Required task.
Format each of the items below as a numbered list with one line per entry, omitting blank lines and leaving out the pictures.
• • • • • • •
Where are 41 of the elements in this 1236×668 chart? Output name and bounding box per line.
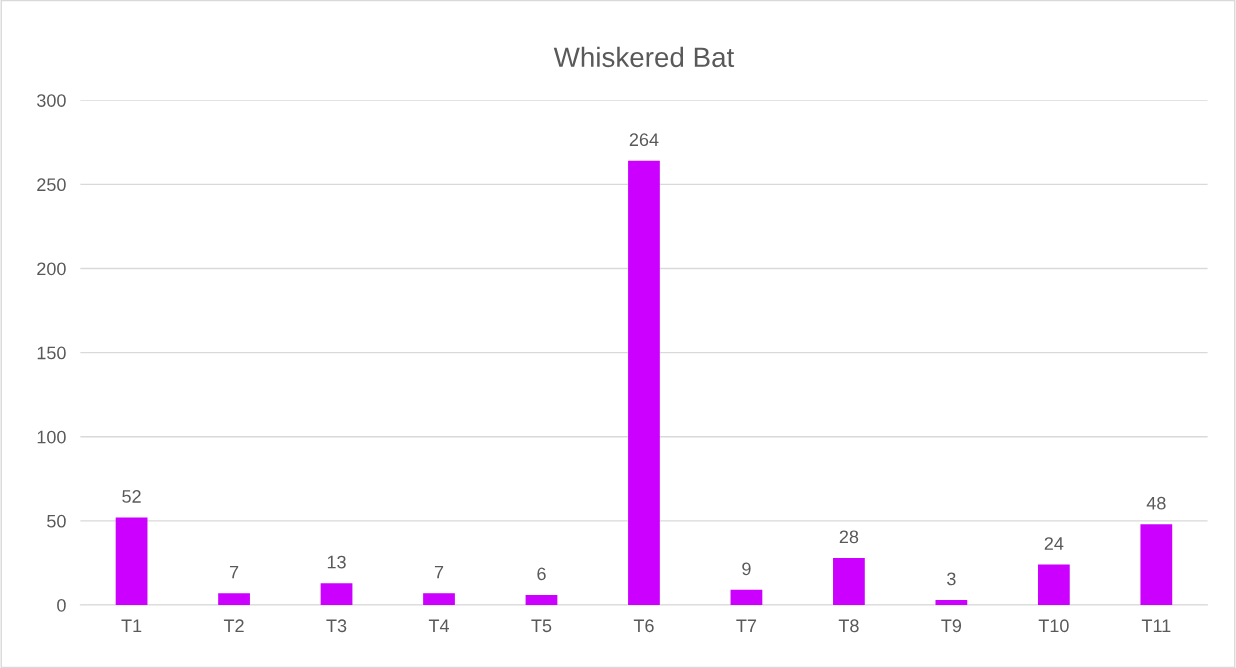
data-label: 7	[229, 565, 239, 579]
data-label: 52	[122, 490, 141, 503]
bar	[115, 517, 148, 606]
y-tick-label: 250	[37, 178, 66, 192]
x-tick-label: T7	[736, 619, 757, 632]
data-label: 48	[1146, 496, 1166, 510]
data-label: 24	[1044, 537, 1064, 550]
data-label: 28	[839, 530, 859, 544]
bar	[730, 589, 763, 606]
y-tick-label: 300	[37, 94, 66, 107]
bar	[423, 593, 455, 606]
bar	[525, 594, 558, 606]
data-label: 264	[629, 133, 659, 147]
bar	[320, 583, 353, 606]
y-tick-label: 50	[47, 514, 66, 528]
data-label: 3	[947, 572, 956, 586]
x-tick-label: T2	[223, 619, 244, 632]
x-tick-label: T11	[1141, 619, 1171, 632]
x-tick-label: T6	[633, 619, 654, 633]
y-tick-label: 100	[37, 430, 66, 444]
x-tick-label: T4	[428, 619, 450, 632]
bar	[1037, 564, 1070, 606]
bar	[1140, 524, 1173, 606]
bar	[935, 599, 968, 606]
data-label: 6	[537, 567, 546, 581]
x-tick-label: T3	[326, 619, 347, 633]
y-tick-label: 200	[37, 262, 66, 276]
y-tick-label: 150	[37, 346, 66, 360]
bar	[218, 593, 250, 606]
data-label: 13	[327, 555, 346, 569]
data-label: 9	[742, 562, 751, 576]
bar	[628, 160, 660, 606]
data-label: 7	[434, 565, 444, 579]
y-tick-label: 0	[57, 598, 66, 612]
x-tick-label: T9	[941, 619, 962, 633]
x-tick-label: T1	[121, 619, 142, 632]
x-tick-label: T8	[838, 619, 859, 633]
x-tick-label: T5	[531, 619, 552, 633]
x-tick-label: T10	[1038, 619, 1069, 633]
chart-title: Whiskered Bat	[553, 46, 735, 68]
bar	[833, 557, 865, 606]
• • • • • • •
The output.
1. Where are 41 of the elements in this 1236×668 chart? Output name and bounding box per line.
2. data-label: 7	[229, 565, 239, 579]
3. data-label: 52	[122, 490, 141, 503]
4. bar	[115, 517, 148, 606]
5. y-tick-label: 250	[37, 178, 66, 192]
6. x-tick-label: T7	[736, 619, 757, 632]
7. data-label: 48	[1146, 496, 1166, 510]
8. data-label: 24	[1044, 537, 1064, 550]
9. data-label: 28	[839, 530, 859, 544]
10. bar	[730, 589, 763, 606]
11. y-tick-label: 300	[37, 94, 66, 107]
12. bar	[423, 593, 455, 606]
13. bar	[525, 594, 558, 606]
14. data-label: 264	[629, 133, 659, 147]
15. bar	[320, 583, 353, 606]
16. y-tick-label: 50	[47, 514, 66, 528]
17. data-label: 3	[947, 572, 956, 586]
18. x-tick-label: T2	[223, 619, 244, 632]
19. x-tick-label: T11	[1141, 619, 1171, 632]
20. x-tick-label: T6	[633, 619, 654, 633]
21. y-tick-label: 100	[37, 430, 66, 444]
22. x-tick-label: T4	[428, 619, 450, 632]
23. bar	[1037, 564, 1070, 606]
24. bar	[1140, 524, 1173, 606]
25. bar	[935, 599, 968, 606]
26. data-label: 6	[537, 567, 546, 581]
27. x-tick-label: T3	[326, 619, 347, 633]
28. y-tick-label: 200	[37, 262, 66, 276]
29. y-tick-label: 150	[37, 346, 66, 360]
30. bar	[218, 593, 250, 606]
31. data-label: 13	[327, 555, 346, 569]
32. data-label: 9	[742, 562, 751, 576]
33. bar	[628, 160, 660, 606]
34. data-label: 7	[434, 565, 444, 579]
35. y-tick-label: 0	[57, 598, 66, 612]
36. x-tick-label: T9	[941, 619, 962, 633]
37. x-tick-label: T1	[121, 619, 142, 632]
38. x-tick-label: T8	[838, 619, 859, 633]
39. x-tick-label: T5	[531, 619, 552, 633]
40. x-tick-label: T10	[1038, 619, 1069, 633]
41. chart-title: Whiskered Bat	[553, 46, 735, 68]
42. bar	[833, 557, 865, 606]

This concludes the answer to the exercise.